▶ _Exercise description_
Set down all of the data exactly as it appears.

Stored data entries
---+---
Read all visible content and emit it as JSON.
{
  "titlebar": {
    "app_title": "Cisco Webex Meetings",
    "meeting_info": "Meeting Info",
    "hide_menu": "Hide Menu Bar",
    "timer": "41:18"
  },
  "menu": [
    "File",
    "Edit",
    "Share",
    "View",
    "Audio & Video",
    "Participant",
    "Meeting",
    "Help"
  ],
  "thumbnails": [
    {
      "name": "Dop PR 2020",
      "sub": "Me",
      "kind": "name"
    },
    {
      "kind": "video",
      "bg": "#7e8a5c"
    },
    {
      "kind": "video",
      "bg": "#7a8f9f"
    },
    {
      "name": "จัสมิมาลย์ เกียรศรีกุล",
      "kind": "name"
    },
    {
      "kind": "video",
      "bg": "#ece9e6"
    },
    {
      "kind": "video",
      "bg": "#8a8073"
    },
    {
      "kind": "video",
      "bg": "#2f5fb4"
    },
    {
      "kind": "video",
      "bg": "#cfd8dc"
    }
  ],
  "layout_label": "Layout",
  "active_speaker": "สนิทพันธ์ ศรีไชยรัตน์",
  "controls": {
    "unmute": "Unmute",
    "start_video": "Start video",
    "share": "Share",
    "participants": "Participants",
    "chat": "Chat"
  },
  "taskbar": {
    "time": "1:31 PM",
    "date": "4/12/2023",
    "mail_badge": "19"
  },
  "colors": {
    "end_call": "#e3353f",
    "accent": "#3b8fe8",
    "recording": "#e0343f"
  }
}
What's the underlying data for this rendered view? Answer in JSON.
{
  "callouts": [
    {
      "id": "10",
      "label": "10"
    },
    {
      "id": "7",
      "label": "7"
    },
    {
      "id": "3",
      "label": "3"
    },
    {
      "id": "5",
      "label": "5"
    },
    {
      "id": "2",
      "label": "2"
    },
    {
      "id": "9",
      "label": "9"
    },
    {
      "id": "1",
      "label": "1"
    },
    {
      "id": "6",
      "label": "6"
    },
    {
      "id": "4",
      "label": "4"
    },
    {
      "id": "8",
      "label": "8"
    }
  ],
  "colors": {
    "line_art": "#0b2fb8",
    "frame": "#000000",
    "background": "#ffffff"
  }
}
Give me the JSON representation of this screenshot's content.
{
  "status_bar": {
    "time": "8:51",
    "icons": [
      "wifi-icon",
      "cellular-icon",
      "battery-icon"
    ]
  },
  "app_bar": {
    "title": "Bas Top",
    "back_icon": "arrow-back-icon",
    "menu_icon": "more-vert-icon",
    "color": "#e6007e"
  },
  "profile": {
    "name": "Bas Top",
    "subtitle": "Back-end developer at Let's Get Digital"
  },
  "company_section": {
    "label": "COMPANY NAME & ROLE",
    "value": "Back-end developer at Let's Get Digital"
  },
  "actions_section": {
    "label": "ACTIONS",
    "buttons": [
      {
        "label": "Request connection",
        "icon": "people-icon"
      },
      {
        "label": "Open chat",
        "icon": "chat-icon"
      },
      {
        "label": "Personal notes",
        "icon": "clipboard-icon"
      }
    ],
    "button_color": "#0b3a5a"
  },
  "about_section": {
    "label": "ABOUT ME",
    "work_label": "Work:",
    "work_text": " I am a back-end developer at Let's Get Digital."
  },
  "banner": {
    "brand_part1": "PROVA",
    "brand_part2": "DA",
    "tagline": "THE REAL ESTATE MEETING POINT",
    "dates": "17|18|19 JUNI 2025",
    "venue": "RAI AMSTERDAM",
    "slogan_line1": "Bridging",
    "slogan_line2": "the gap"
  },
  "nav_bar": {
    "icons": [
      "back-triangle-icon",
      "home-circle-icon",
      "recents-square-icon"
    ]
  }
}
---+---
▶ _Answer for the task_
Read all visible content and emit it as JSON.
{
  "titlebar": {
    "app_title": "Cisco Webex Meetings",
    "meeting_info": "Meeting Info",
    "hide_menu": "Hide Menu Bar",
    "timer": "41:18"
  },
  "menu": [
    "File",
    "Edit",
    "Share",
    "View",
    "Audio & Video",
    "Participant",
    "Meeting",
    "Help"
  ],
  "thumbnails": [
    {
      "name": "Dop PR 2020",
      "sub": "Me",
      "kind": "name"
    },
    {
      "kind": "video",
      "bg": "#7e8a5c"
    },
    {
      "kind": "video",
      "bg": "#7a8f9f"
    },
    {
      "name": "จัสมิมาลย์ เกียรศรีกุล",
      "kind": "name"
    },
    {
      "kind": "video",
      "bg": "#ece9e6"
    },
    {
      "kind": "video",
      "bg": "#8a8073"
    },
    {
      "kind": "video",
      "bg": "#2f5fb4"
    },
    {
      "kind": "video",
      "bg": "#cfd8dc"
    }
  ],
  "layout_label": "Layout",
  "active_speaker": "สนิทพันธ์ ศรีไชยรัตน์",
  "controls": {
    "unmute": "Unmute",
    "start_video": "Start video",
    "share": "Share",
    "participants": "Participants",
    "chat": "Chat"
  },
  "taskbar": {
    "time": "1:31 PM",
    "date": "4/12/2023",
    "mail_badge": "19"
  },
  "colors": {
    "end_call": "#e3353f",
    "accent": "#3b8fe8",
    "recording": "#e0343f"
  }
}
What's the underlying data for this rendered view? Answer in JSON.
{
  "callouts": [
    {
      "id": "10",
      "label": "10"
    },
    {
      "id": "7",
      "label": "7"
    },
    {
      "id": "3",
      "label": "3"
    },
    {
      "id": "5",
      "label": "5"
    },
    {
      "id": "2",
      "label": "2"
    },
    {
      "id": "9",
      "label": "9"
    },
    {
      "id": "1",
      "label": "1"
    },
    {
      "id": "6",
      "label": "6"
    },
    {
      "id": "4",
      "label": "4"
    },
    {
      "id": "8",
      "label": "8"
    }
  ],
  "colors": {
    "line_art": "#0b2fb8",
    "frame": "#000000",
    "background": "#ffffff"
  }
}
Give me the JSON representation of this screenshot's content.
{
  "status_bar": {
    "time": "8:51",
    "icons": [
      "wifi-icon",
      "cellular-icon",
      "battery-icon"
    ]
  },
  "app_bar": {
    "title": "Bas Top",
    "back_icon": "arrow-back-icon",
    "menu_icon": "more-vert-icon",
    "color": "#e6007e"
  },
  "profile": {
    "name": "Bas Top",
    "subtitle": "Back-end developer at Let's Get Digital"
  },
  "company_section": {
    "label": "COMPANY NAME & ROLE",
    "value": "Back-end developer at Let's Get Digital"
  },
  "actions_section": {
    "label": "ACTIONS",
    "buttons": [
      {
        "label": "Request connection",
        "icon": "people-icon"
      },
      {
        "label": "Open chat",
        "icon": "chat-icon"
      },
      {
        "label": "Personal notes",
        "icon": "clipboard-icon"
      }
    ],
    "button_color": "#0b3a5a"
  },
  "about_section": {
    "label": "ABOUT ME",
    "work_label": "Work:",
    "work_text": " I am a back-end developer at Let's Get Digital."
  },
  "banner": {
    "brand_part1": "PROVA",
    "brand_part2": "DA",
    "tagline": "THE REAL ESTATE MEETING POINT",
    "dates": "17|18|19 JUNI 2025",
    "venue": "RAI AMSTERDAM",
    "slogan_line1": "Bridging",
    "slogan_line2": "the gap"
  },
  "nav_bar": {
    "icons": [
      "back-triangle-icon",
      "home-circle-icon",
      "recents-square-icon"
    ]
  }
}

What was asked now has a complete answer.